Your objective >>
Extract each line holding the word "Number" from the entries.

Raw data >>
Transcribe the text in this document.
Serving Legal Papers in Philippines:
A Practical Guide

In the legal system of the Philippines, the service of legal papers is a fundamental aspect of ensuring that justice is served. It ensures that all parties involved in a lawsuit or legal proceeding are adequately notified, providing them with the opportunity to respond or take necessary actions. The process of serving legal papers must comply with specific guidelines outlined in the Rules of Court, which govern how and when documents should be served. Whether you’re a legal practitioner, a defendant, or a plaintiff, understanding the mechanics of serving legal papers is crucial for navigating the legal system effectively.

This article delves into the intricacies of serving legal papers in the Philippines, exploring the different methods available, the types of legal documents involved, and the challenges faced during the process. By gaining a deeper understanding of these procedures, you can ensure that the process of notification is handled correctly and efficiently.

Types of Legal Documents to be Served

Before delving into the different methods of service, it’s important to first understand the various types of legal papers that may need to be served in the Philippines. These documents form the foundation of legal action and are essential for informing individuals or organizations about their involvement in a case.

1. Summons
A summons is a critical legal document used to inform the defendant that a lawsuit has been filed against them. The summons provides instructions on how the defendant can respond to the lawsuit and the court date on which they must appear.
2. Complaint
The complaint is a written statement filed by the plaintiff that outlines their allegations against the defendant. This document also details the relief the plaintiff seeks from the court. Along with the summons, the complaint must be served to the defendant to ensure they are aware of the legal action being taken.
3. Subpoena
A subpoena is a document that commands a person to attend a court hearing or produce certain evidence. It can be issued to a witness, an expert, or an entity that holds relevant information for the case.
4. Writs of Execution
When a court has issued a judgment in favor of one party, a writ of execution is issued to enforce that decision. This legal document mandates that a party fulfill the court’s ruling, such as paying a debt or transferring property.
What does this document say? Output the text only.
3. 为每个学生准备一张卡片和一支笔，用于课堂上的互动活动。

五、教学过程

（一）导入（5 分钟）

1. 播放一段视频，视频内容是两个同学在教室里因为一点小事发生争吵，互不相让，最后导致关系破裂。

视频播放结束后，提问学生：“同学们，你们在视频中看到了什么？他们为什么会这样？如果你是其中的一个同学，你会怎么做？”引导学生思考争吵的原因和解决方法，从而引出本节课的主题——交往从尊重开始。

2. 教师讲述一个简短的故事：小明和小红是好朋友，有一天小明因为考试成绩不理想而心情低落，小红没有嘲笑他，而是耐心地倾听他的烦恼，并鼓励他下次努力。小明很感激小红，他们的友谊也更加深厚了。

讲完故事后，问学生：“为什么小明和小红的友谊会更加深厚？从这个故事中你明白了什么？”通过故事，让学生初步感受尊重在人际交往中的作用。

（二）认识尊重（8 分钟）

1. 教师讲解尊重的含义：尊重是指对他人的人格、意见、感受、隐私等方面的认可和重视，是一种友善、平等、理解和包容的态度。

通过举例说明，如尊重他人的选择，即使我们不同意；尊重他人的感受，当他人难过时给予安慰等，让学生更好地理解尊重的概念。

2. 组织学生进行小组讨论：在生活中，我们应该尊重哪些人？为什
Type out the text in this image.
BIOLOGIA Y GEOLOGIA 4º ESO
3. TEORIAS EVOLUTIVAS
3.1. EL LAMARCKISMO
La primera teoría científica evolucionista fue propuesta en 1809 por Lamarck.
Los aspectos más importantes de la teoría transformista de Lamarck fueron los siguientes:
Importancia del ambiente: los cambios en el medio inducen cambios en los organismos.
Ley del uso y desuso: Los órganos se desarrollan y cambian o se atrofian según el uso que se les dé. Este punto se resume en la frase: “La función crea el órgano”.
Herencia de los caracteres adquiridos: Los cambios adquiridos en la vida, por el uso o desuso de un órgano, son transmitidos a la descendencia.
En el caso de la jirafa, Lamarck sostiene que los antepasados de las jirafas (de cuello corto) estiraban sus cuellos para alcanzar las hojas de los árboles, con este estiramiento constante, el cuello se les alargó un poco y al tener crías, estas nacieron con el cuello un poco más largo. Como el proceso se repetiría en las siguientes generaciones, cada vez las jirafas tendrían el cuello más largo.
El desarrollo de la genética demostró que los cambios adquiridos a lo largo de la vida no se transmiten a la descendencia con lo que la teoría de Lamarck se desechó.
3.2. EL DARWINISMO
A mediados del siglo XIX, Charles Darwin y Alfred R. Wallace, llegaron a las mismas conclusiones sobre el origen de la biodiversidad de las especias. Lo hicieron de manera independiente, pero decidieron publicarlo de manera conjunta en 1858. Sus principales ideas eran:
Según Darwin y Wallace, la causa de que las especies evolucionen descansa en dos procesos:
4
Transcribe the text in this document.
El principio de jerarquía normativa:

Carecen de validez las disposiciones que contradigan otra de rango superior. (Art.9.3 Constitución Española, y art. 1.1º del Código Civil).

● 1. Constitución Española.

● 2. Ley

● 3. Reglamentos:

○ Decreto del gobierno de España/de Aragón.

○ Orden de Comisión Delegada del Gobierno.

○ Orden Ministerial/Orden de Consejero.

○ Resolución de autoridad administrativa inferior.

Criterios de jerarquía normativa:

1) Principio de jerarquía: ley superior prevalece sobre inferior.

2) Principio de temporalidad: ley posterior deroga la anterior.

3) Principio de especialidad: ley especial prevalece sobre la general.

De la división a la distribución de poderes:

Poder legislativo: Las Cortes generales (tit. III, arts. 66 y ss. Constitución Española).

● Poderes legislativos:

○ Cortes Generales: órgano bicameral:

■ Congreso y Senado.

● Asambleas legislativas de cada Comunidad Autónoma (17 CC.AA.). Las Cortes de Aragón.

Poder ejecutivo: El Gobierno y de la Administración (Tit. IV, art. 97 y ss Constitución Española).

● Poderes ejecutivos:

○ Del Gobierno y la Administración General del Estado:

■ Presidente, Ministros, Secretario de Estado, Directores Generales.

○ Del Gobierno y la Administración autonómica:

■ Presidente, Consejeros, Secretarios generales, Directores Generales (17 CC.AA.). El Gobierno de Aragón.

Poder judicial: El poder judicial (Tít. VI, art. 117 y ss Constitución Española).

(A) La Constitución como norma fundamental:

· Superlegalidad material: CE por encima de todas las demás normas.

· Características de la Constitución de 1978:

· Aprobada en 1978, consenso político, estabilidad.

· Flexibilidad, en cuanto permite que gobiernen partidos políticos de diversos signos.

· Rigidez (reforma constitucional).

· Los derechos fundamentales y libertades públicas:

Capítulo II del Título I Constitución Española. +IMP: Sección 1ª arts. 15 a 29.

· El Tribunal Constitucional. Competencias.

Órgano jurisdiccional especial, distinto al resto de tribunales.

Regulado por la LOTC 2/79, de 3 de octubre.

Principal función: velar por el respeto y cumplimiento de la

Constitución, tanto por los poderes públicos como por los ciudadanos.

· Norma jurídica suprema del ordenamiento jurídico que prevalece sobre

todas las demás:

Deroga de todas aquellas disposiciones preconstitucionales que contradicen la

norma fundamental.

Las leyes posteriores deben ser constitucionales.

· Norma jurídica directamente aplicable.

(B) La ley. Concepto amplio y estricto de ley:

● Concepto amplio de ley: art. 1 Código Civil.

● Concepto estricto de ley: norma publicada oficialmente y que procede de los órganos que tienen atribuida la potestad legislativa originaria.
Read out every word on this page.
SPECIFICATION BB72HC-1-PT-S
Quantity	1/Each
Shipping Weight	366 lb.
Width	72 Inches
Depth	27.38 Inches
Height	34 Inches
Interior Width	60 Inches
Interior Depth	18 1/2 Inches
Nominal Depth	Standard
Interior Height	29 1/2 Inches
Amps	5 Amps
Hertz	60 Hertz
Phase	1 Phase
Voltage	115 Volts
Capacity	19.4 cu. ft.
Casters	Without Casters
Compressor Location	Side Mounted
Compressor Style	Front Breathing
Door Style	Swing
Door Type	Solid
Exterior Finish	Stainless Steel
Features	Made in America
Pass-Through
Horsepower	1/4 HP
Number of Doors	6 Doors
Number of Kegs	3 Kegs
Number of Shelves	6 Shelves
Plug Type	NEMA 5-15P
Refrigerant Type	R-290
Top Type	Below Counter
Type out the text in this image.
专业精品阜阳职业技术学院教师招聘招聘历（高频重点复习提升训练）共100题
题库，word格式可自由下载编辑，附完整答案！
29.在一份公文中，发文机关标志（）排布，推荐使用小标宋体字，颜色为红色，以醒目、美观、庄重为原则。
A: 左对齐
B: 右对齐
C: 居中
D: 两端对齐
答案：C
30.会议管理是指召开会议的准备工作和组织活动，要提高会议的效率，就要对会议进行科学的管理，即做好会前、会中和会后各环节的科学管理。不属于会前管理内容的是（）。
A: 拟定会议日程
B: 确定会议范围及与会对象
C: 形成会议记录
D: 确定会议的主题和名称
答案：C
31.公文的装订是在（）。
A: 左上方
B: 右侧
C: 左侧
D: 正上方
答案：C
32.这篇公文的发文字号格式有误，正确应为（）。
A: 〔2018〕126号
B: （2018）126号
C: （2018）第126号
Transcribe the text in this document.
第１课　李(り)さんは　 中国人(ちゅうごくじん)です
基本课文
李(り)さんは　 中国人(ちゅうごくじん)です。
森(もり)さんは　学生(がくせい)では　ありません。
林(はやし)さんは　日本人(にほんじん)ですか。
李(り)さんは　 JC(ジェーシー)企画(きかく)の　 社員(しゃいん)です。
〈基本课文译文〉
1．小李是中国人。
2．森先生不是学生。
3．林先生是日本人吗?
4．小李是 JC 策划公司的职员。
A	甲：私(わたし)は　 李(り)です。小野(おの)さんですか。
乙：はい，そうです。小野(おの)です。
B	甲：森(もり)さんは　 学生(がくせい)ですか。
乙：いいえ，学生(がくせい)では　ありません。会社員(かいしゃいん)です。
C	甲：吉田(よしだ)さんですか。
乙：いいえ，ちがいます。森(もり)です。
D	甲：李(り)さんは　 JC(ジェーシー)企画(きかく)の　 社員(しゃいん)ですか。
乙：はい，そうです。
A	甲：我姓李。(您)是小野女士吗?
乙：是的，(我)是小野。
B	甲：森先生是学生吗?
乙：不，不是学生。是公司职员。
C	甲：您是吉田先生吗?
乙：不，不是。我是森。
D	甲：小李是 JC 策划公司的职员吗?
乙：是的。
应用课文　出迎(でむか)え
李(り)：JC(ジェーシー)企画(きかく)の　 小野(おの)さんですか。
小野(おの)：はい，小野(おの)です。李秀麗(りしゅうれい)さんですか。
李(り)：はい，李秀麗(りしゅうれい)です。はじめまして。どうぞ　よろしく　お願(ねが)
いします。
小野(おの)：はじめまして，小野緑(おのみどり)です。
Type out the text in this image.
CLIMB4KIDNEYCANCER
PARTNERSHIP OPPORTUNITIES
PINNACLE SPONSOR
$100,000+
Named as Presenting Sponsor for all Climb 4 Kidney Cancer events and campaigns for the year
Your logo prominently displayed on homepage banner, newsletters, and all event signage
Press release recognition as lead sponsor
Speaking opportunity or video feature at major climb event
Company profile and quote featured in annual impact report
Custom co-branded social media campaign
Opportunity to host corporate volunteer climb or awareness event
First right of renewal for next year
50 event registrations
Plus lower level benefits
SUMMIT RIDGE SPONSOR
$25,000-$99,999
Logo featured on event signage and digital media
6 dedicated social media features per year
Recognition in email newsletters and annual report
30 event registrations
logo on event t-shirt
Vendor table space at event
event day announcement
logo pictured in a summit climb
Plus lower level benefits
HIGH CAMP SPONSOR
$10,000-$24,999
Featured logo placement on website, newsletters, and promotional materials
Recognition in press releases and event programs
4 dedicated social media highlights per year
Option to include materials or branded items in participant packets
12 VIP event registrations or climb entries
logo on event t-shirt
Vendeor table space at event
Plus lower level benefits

Answer for this exercise >>
Number of Doors	6 Doors
Number of Kegs	3 Kegs
Number of Shelves	6 Shelves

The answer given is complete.